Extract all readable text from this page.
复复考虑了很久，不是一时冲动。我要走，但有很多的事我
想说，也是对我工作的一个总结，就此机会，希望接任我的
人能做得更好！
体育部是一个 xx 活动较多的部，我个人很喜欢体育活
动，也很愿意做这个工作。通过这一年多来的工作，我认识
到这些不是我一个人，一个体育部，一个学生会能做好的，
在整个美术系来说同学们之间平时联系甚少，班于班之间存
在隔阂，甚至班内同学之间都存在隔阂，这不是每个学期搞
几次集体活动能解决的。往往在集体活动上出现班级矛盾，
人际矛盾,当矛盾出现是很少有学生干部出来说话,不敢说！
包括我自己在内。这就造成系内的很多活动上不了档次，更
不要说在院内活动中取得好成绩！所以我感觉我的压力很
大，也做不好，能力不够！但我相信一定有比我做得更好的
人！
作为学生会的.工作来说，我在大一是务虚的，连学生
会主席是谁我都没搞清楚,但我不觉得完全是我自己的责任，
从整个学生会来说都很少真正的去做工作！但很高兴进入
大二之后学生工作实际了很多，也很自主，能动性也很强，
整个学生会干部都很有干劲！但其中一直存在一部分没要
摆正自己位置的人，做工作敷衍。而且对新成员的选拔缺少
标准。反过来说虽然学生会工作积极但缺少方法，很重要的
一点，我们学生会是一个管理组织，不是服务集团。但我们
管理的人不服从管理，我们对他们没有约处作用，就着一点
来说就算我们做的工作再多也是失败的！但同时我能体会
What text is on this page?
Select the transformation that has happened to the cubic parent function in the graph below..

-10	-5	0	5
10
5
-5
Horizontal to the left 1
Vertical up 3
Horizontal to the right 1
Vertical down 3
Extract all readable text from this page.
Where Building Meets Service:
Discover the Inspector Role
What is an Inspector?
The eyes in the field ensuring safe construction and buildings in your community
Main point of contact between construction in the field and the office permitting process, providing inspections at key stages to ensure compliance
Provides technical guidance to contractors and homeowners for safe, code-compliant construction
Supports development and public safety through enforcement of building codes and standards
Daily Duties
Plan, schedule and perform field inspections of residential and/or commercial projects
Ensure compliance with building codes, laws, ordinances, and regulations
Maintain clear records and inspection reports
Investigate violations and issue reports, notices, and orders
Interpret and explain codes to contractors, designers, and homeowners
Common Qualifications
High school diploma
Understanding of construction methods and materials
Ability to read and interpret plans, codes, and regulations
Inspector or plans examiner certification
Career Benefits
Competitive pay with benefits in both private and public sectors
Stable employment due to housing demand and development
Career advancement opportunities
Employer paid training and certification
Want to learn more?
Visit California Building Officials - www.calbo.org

*SET TASK*. Exactly as they are written, print the entries again.

*ANSWER TO THE TASK*.
Extract all readable text from this page.
复复考虑了很久，不是一时冲动。我要走，但有很多的事我
想说，也是对我工作的一个总结，就此机会，希望接任我的
人能做得更好！
体育部是一个 xx 活动较多的部，我个人很喜欢体育活
动，也很愿意做这个工作。通过这一年多来的工作，我认识
到这些不是我一个人，一个体育部，一个学生会能做好的，
在整个美术系来说同学们之间平时联系甚少，班于班之间存
在隔阂，甚至班内同学之间都存在隔阂，这不是每个学期搞
几次集体活动能解决的。往往在集体活动上出现班级矛盾，
人际矛盾,当矛盾出现是很少有学生干部出来说话,不敢说！
包括我自己在内。这就造成系内的很多活动上不了档次，更
不要说在院内活动中取得好成绩！所以我感觉我的压力很
大，也做不好，能力不够！但我相信一定有比我做得更好的
人！
作为学生会的.工作来说，我在大一是务虚的，连学生
会主席是谁我都没搞清楚,但我不觉得完全是我自己的责任，
从整个学生会来说都很少真正的去做工作！但很高兴进入
大二之后学生工作实际了很多，也很自主，能动性也很强，
整个学生会干部都很有干劲！但其中一直存在一部分没要
摆正自己位置的人，做工作敷衍。而且对新成员的选拔缺少
标准。反过来说虽然学生会工作积极但缺少方法，很重要的
一点，我们学生会是一个管理组织，不是服务集团。但我们
管理的人不服从管理，我们对他们没有约处作用，就着一点
来说就算我们做的工作再多也是失败的！但同时我能体会
What text is on this page?
Select the transformation that has happened to the cubic parent function in the graph below..

-10	-5	0	5
10
5
-5
Horizontal to the left 1
Vertical up 3
Horizontal to the right 1
Vertical down 3
Extract all readable text from this page.
Where Building Meets Service:
Discover the Inspector Role
What is an Inspector?
The eyes in the field ensuring safe construction and buildings in your community
Main point of contact between construction in the field and the office permitting process, providing inspections at key stages to ensure compliance
Provides technical guidance to contractors and homeowners for safe, code-compliant construction
Supports development and public safety through enforcement of building codes and standards
Daily Duties
Plan, schedule and perform field inspections of residential and/or commercial projects
Ensure compliance with building codes, laws, ordinances, and regulations
Maintain clear records and inspection reports
Investigate violations and issue reports, notices, and orders
Interpret and explain codes to contractors, designers, and homeowners
Common Qualifications
High school diploma
Understanding of construction methods and materials
Ability to read and interpret plans, codes, and regulations
Inspector or plans examiner certification
Career Benefits
Competitive pay with benefits in both private and public sectors
Stable employment due to housing demand and development
Career advancement opportunities
Employer paid training and certification
Want to learn more?
Visit California Building Officials - www.calbo.org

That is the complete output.